**SHORT TASK**.
Copy out exactly the lines from the one containing "Type out the text in this image." to the last line of the records below, both included, and leave out any pictures.

Stored records:
※ ※ ※
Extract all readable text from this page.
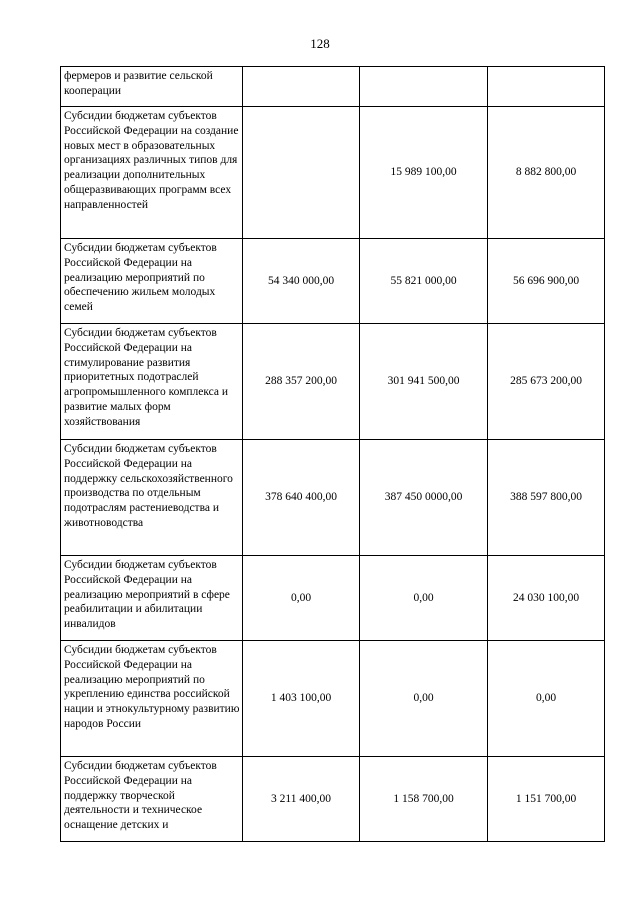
128
фермеров и развитие сельской кооперации			
Субсидии бюджетам субъектов Российской Федерации на создание новых мест в образовательных организациях различных типов для реализации дополнительных общеразвивающих программ всех направленностей		15 989 100,00	8 882 800,00
Субсидии бюджетам субъектов Российской Федерации на реализацию мероприятий по обеспечению жильем молодых семей	54 340 000,00	55 821 000,00	56 696 900,00
Субсидии бюджетам субъектов Российской Федерации на стимулирование развития приоритетных подотраслей агропромышленного комплекса и развитие малых форм хозяйствования	288 357 200,00	301 941 500,00	285 673 200,00
Субсидии бюджетам субъектов Российской Федерации на поддержку сельскохозяйственного производства по отдельным подотраслям растениеводства и животноводства	378 640 400,00	387 450 0000,00	388 597 800,00
Субсидии бюджетам субъектов Российской Федерации на реализацию мероприятий в сфере реабилитации и абилитации инвалидов	0,00	0,00	24 030 100,00
Субсидии бюджетам субъектов Российской Федерации на реализацию мероприятий по укреплению единства российской нации и этнокультурному развитию народов России	1 403 100,00	0,00	0,00
Субсидии бюджетам субъектов Российской Федерации на поддержку творческой деятельности и техническое оснащение детских и	3 211 400,00	1 158 700,00	1 151 700,00
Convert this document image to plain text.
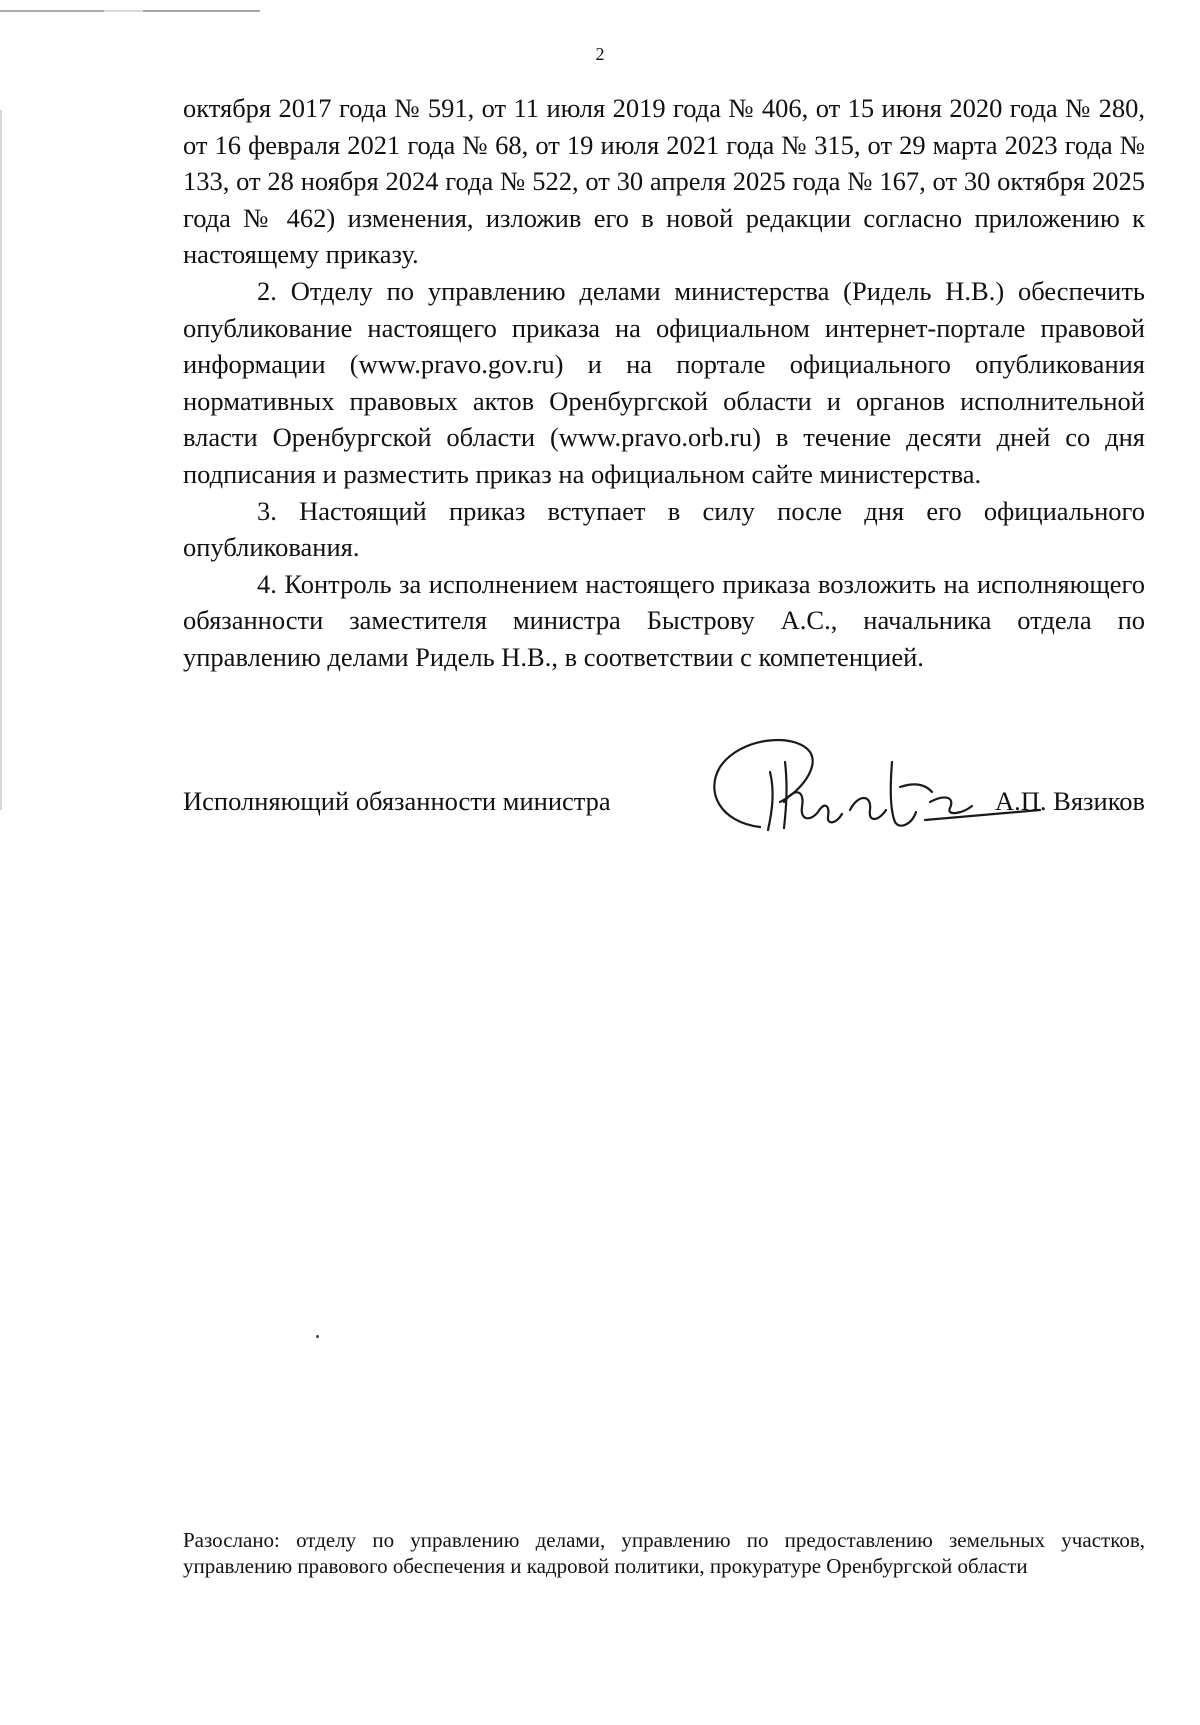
2

октября 2017 года № 591, от 11 июля 2019 года № 406, от 15 июня 2020 года № 280, от 16 февраля 2021 года № 68, от 19 июля 2021 года № 315, от 29 марта 2023 года № 133, от 28 ноября 2024 года № 522, от 30 апреля 2025 года № 167, от 30 октября 2025 года № 462) изменения, изложив его в новой редакции согласно приложению к настоящему приказу.

2. Отделу по управлению делами министерства (Ридель Н.В.) обеспечить опубликование настоящего приказа на официальном интернет-портале правовой информации (www.pravo.gov.ru) и на портале официального опубликования нормативных правовых актов Оренбургской области и органов исполнительной власти Оренбургской области (www.pravo.orb.ru) в течение десяти дней со дня подписания и разместить приказ на официальном сайте министерства.

3. Настоящий приказ вступает в силу после дня его официального опубликования.

4. Контроль за исполнением настоящего приказа возложить на исполняющего обязанности заместителя министра Быстрову А.С., начальника отдела по управлению делами Ридель Н.В., в соответствии с компетенцией.

Исполняющий обязанности министра	А.П. Вязиков
Разослано: отделу по управлению делами, управлению по предоставлению земельных участков, управлению правового обеспечения и кадровой политики, прокуратуре Оренбургской области
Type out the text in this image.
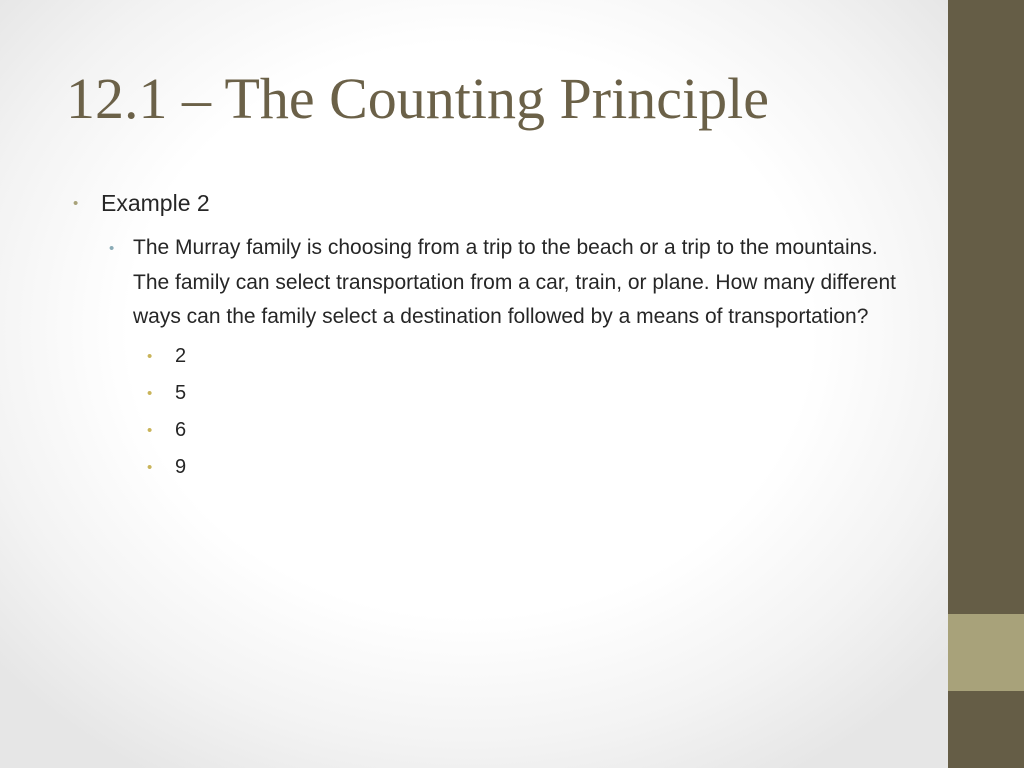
12.1 – The Counting Principle
• Example 2
• The Murray family is choosing from a trip to the beach or a trip to the mountains. The family can select transportation from a car, train, or plane. How many different ways can the family select a destination followed by a means of transportation?
• 2
• 5
• 6
• 9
※ ※ ※
**FULL SOLUTION**.
Type out the text in this image.
12.1 – The Counting Principle
• Example 2
• The Murray family is choosing from a trip to the beach or a trip to the mountains. The family can select transportation from a car, train, or plane. How many different ways can the family select a destination followed by a means of transportation?
• 2
• 5
• 6
• 9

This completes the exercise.